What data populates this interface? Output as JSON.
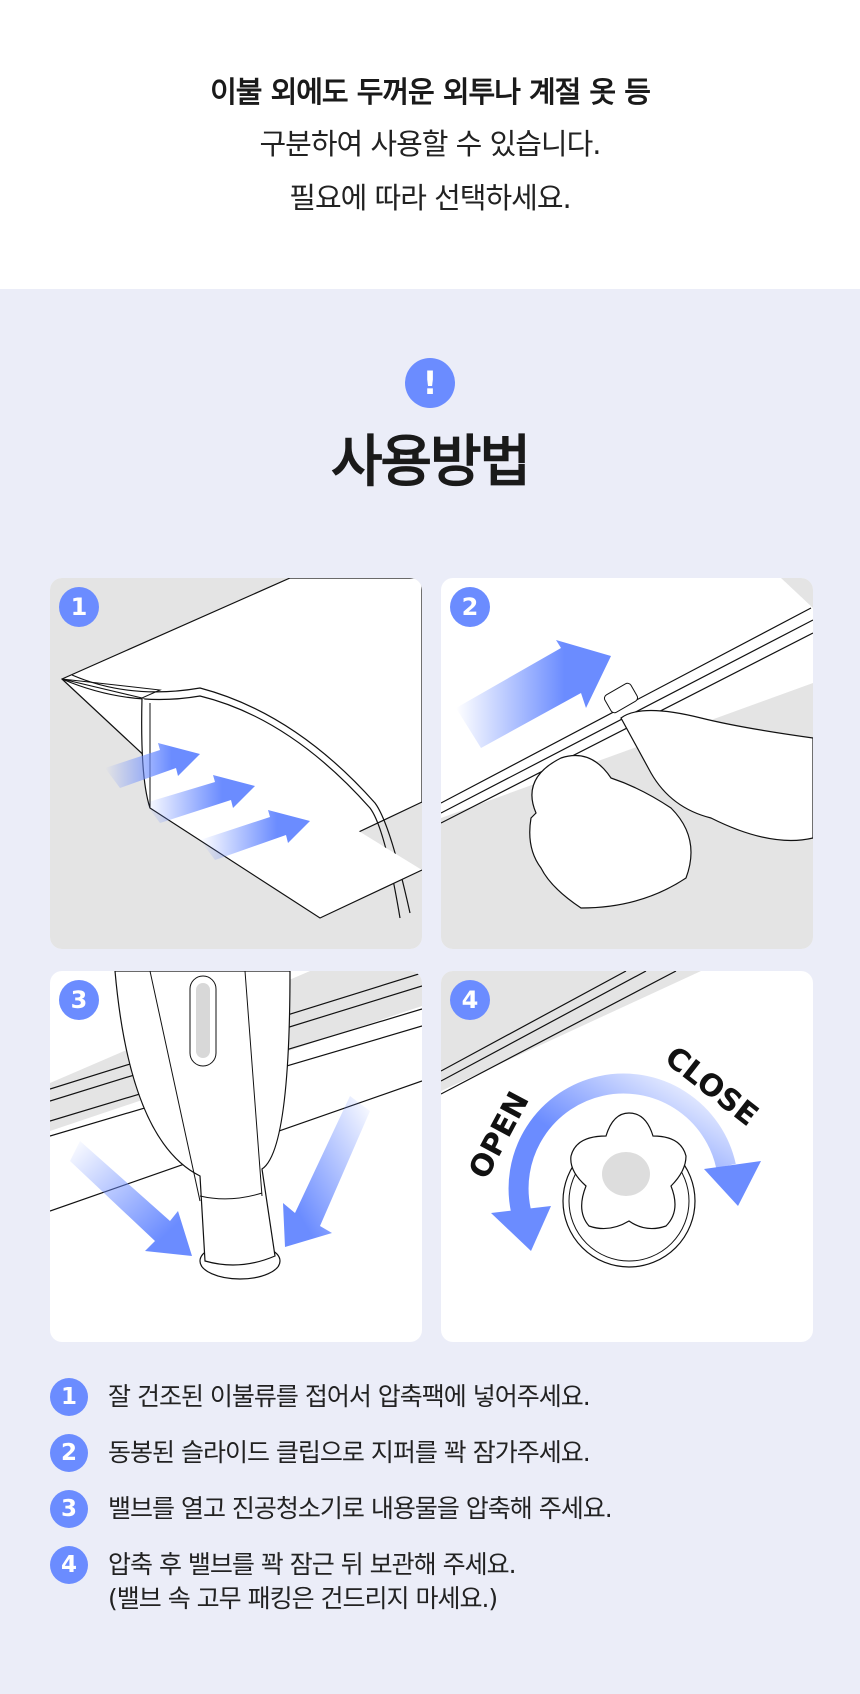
{
  "intro": {
    "line1": "이불 외에도 두꺼운 외투나 계절 옷 등",
    "line2": "구분하여 사용할 수 있습니다.",
    "line3": "필요에 따라 선택하세요."
  },
  "section": {
    "icon": "exclamation-icon",
    "icon_glyph": "!",
    "title": "사용방법"
  },
  "cards": [
    {
      "number": "1",
      "illustration": "folded-blanket-in-bag"
    },
    {
      "number": "2",
      "illustration": "hands-sliding-clip-on-zipper"
    },
    {
      "number": "3",
      "illustration": "vacuum-on-valve"
    },
    {
      "number": "4",
      "illustration": "valve-cap-rotate",
      "open_label": "OPEN",
      "close_label": "CLOSE"
    }
  ],
  "steps": [
    {
      "number": "1",
      "text": "잘 건조된 이불류를 접어서 압축팩에 넣어주세요."
    },
    {
      "number": "2",
      "text": "동봉된 슬라이드 클립으로 지퍼를 꽉 잠가주세요."
    },
    {
      "number": "3",
      "text": "밸브를 열고 진공청소기로 내용물을 압축해 주세요."
    },
    {
      "number": "4",
      "text": "압축 후 밸브를 꽉 잠근 뒤 보관해 주세요.",
      "text2": "(밸브 속 고무 패킹은 건드리지 마세요.)"
    }
  ],
  "colors": {
    "accent": "#6b8cff",
    "background": "#ebedf8",
    "illustration_gray": "#e4e4e4"
  }
}
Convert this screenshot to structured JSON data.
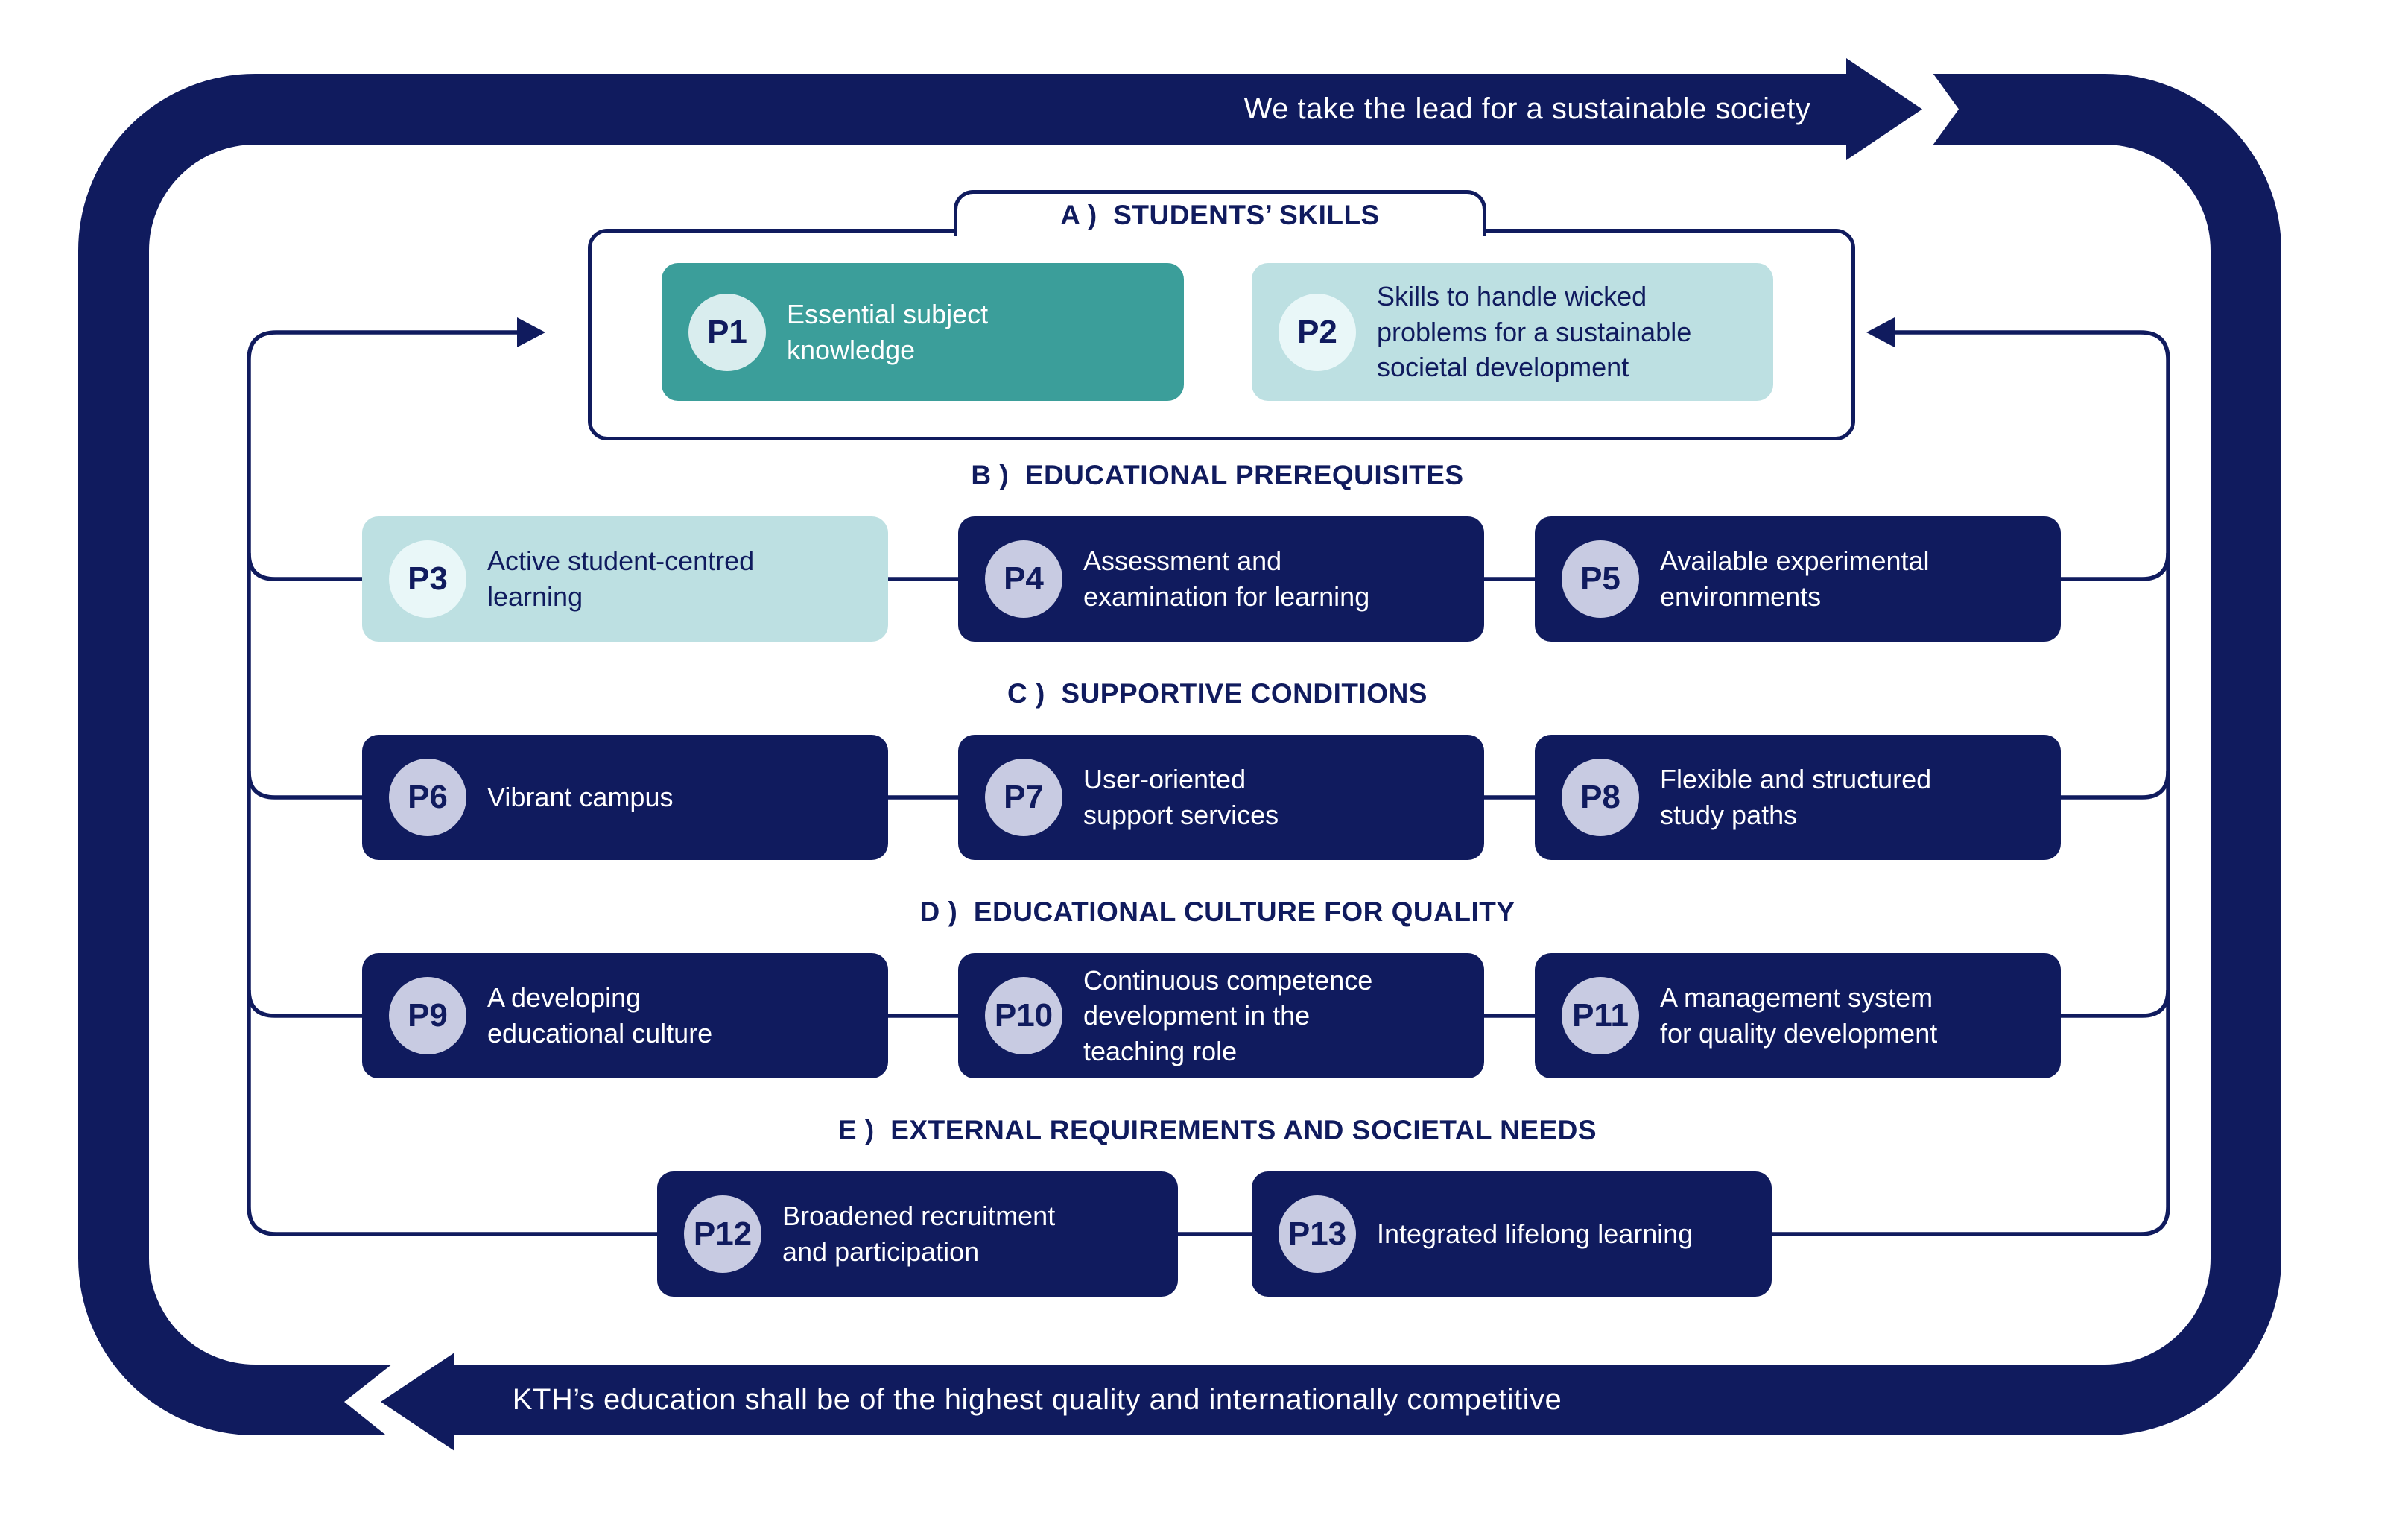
{
  "colors": {
    "navy": "#101b5e",
    "teal": "#3b9e9a",
    "light_cyan": "#bde0e2",
    "badge_lavender": "#c8cbe2",
    "badge_light_teal": "#d9edee",
    "badge_near_white": "#e9f7f8",
    "background": "#ffffff"
  },
  "top_banner": {
    "text": "We take the lead for a sustainable society"
  },
  "bottom_banner": {
    "text": "KTH’s education shall be of the highest quality and internationally competitive"
  },
  "sections": [
    {
      "id": "A",
      "label": "A )  STUDENTS’ SKILLS",
      "boxes": [
        {
          "badge": "P1",
          "text": "Essential subject\nknowledge"
        },
        {
          "badge": "P2",
          "text": "Skills to handle wicked\nproblems for a sustainable\nsocietal development"
        }
      ]
    },
    {
      "id": "B",
      "label": "B )  EDUCATIONAL PREREQUISITES",
      "boxes": [
        {
          "badge": "P3",
          "text": "Active student-centred\nlearning"
        },
        {
          "badge": "P4",
          "text": "Assessment and\nexamination for learning"
        },
        {
          "badge": "P5",
          "text": "Available experimental\nenvironments"
        }
      ]
    },
    {
      "id": "C",
      "label": "C )  SUPPORTIVE CONDITIONS",
      "boxes": [
        {
          "badge": "P6",
          "text": "Vibrant campus"
        },
        {
          "badge": "P7",
          "text": "User-oriented\nsupport services"
        },
        {
          "badge": "P8",
          "text": "Flexible and structured\nstudy paths"
        }
      ]
    },
    {
      "id": "D",
      "label": "D )  EDUCATIONAL CULTURE FOR QUALITY",
      "boxes": [
        {
          "badge": "P9",
          "text": "A developing\neducational culture"
        },
        {
          "badge": "P10",
          "text": "Continuous competence\ndevelopment in the\nteaching role"
        },
        {
          "badge": "P11",
          "text": "A management system\nfor quality development"
        }
      ]
    },
    {
      "id": "E",
      "label": "E )  EXTERNAL REQUIREMENTS AND SOCIETAL NEEDS",
      "boxes": [
        {
          "badge": "P12",
          "text": "Broadened recruitment\nand participation"
        },
        {
          "badge": "P13",
          "text": "Integrated lifelong learning"
        }
      ]
    }
  ]
}
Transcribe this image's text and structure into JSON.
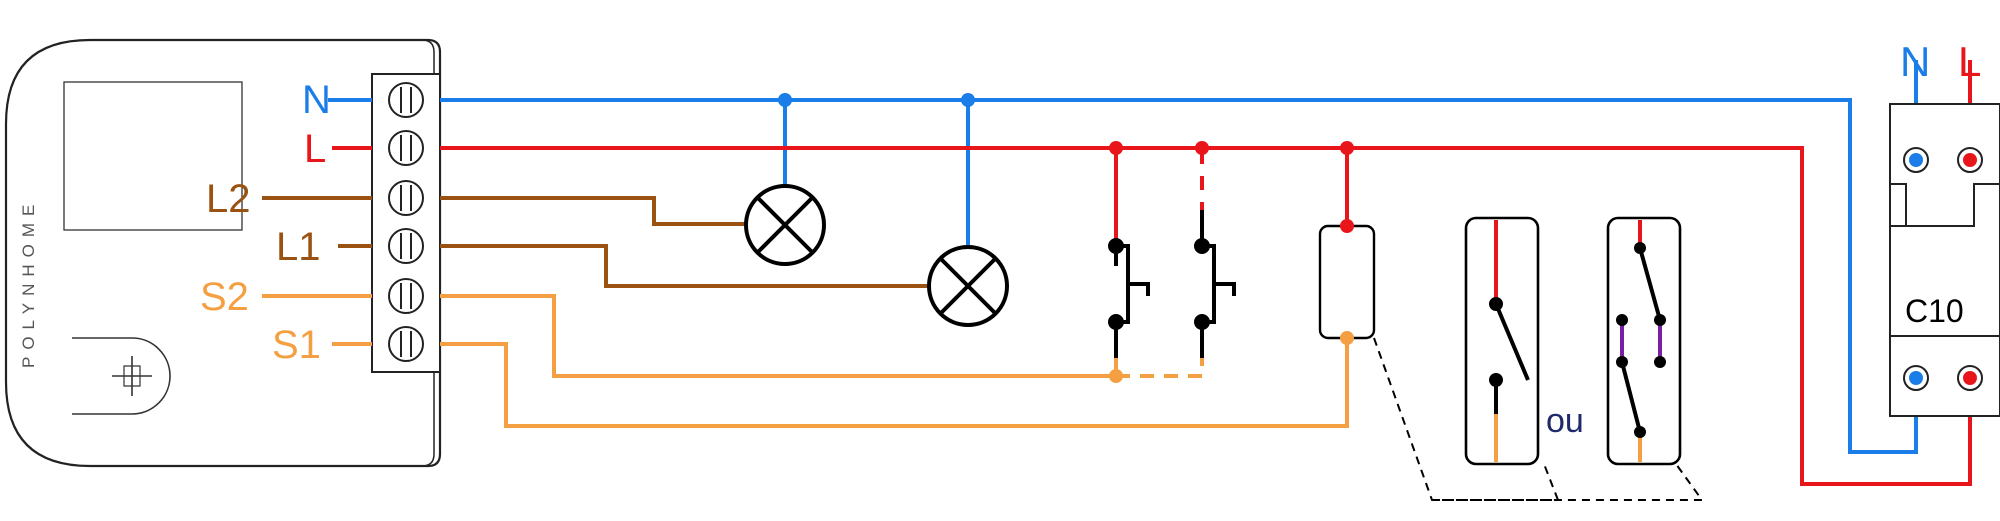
{
  "module": {
    "brand": "POLYNHOME"
  },
  "terminals": {
    "n": "N",
    "l": "L",
    "l2": "L2",
    "l1": "L1",
    "s2": "S2",
    "s1": "S1"
  },
  "alternative_label": "ou",
  "breaker": {
    "n_label": "N",
    "l_label": "L",
    "rating": "C10"
  },
  "colors": {
    "neutral": "#1a7de8",
    "live": "#e8161b",
    "lamp_feed": "#9a5213",
    "switch_input": "#f4a042",
    "bridge": "#7a1fa2",
    "outline": "#000000",
    "ou_text": "#1f2a6b"
  }
}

————

Aim of the exercise
In the entries above, identify every line with the string "structured".

Complete response
Convert this screenshot to structured JSON data.
          "text": "Flexible and structured\nstudy paths"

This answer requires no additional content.